## start Task data

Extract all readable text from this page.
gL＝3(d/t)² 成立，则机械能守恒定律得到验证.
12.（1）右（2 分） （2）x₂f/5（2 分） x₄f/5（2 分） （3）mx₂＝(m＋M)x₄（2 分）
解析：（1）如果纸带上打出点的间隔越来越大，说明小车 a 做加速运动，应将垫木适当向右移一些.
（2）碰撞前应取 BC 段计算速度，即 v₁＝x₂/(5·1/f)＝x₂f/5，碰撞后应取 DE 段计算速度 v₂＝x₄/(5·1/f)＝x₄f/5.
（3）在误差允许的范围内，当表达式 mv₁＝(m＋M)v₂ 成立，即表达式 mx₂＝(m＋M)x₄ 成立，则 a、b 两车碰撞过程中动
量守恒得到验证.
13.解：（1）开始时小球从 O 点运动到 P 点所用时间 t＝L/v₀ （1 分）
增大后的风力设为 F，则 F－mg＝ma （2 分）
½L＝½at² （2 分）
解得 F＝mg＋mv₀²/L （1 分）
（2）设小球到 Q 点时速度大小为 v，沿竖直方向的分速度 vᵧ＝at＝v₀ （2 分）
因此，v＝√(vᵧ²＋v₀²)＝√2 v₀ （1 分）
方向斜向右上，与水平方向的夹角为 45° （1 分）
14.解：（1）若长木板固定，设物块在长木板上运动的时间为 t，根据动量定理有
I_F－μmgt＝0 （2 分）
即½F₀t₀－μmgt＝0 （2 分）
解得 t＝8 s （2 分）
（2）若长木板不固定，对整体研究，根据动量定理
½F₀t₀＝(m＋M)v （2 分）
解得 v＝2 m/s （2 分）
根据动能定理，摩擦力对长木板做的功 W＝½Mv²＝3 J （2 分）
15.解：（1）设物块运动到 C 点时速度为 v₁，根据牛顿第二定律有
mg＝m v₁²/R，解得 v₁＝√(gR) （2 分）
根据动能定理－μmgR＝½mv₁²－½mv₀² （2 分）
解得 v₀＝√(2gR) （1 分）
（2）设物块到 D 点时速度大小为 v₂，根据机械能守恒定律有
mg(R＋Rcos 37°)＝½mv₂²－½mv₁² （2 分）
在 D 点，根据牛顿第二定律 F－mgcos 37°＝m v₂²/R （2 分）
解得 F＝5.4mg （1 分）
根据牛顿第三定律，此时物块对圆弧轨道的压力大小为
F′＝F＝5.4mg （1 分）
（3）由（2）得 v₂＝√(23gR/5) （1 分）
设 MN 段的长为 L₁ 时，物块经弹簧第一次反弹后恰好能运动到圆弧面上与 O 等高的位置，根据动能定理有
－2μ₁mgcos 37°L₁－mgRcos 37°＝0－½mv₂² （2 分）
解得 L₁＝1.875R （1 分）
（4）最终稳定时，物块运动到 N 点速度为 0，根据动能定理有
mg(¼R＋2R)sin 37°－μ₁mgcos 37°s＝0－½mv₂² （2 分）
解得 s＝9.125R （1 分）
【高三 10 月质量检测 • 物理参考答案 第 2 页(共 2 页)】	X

## end Task data

Task goal -> Repeat every entry word for word.

Task result ->
Extract all readable text from this page.
gL＝3(d/t)² 成立，则机械能守恒定律得到验证.
12.（1）右（2 分） （2）x₂f/5（2 分） x₄f/5（2 分） （3）mx₂＝(m＋M)x₄（2 分）
解析：（1）如果纸带上打出点的间隔越来越大，说明小车 a 做加速运动，应将垫木适当向右移一些.
（2）碰撞前应取 BC 段计算速度，即 v₁＝x₂/(5·1/f)＝x₂f/5，碰撞后应取 DE 段计算速度 v₂＝x₄/(5·1/f)＝x₄f/5.
（3）在误差允许的范围内，当表达式 mv₁＝(m＋M)v₂ 成立，即表达式 mx₂＝(m＋M)x₄ 成立，则 a、b 两车碰撞过程中动
量守恒得到验证.
13.解：（1）开始时小球从 O 点运动到 P 点所用时间 t＝L/v₀ （1 分）
增大后的风力设为 F，则 F－mg＝ma （2 分）
½L＝½at² （2 分）
解得 F＝mg＋mv₀²/L （1 分）
（2）设小球到 Q 点时速度大小为 v，沿竖直方向的分速度 vᵧ＝at＝v₀ （2 分）
因此，v＝√(vᵧ²＋v₀²)＝√2 v₀ （1 分）
方向斜向右上，与水平方向的夹角为 45° （1 分）
14.解：（1）若长木板固定，设物块在长木板上运动的时间为 t，根据动量定理有
I_F－μmgt＝0 （2 分）
即½F₀t₀－μmgt＝0 （2 分）
解得 t＝8 s （2 分）
（2）若长木板不固定，对整体研究，根据动量定理
½F₀t₀＝(m＋M)v （2 分）
解得 v＝2 m/s （2 分）
根据动能定理，摩擦力对长木板做的功 W＝½Mv²＝3 J （2 分）
15.解：（1）设物块运动到 C 点时速度为 v₁，根据牛顿第二定律有
mg＝m v₁²/R，解得 v₁＝√(gR) （2 分）
根据动能定理－μmgR＝½mv₁²－½mv₀² （2 分）
解得 v₀＝√(2gR) （1 分）
（2）设物块到 D 点时速度大小为 v₂，根据机械能守恒定律有
mg(R＋Rcos 37°)＝½mv₂²－½mv₁² （2 分）
在 D 点，根据牛顿第二定律 F－mgcos 37°＝m v₂²/R （2 分）
解得 F＝5.4mg （1 分）
根据牛顿第三定律，此时物块对圆弧轨道的压力大小为
F′＝F＝5.4mg （1 分）
（3）由（2）得 v₂＝√(23gR/5) （1 分）
设 MN 段的长为 L₁ 时，物块经弹簧第一次反弹后恰好能运动到圆弧面上与 O 等高的位置，根据动能定理有
－2μ₁mgcos 37°L₁－mgRcos 37°＝0－½mv₂² （2 分）
解得 L₁＝1.875R （1 分）
（4）最终稳定时，物块运动到 N 点速度为 0，根据动能定理有
mg(¼R＋2R)sin 37°－μ₁mgcos 37°s＝0－½mv₂² （2 分）
解得 s＝9.125R （1 分）
【高三 10 月质量检测 • 物理参考答案 第 2 页(共 2 页)】	X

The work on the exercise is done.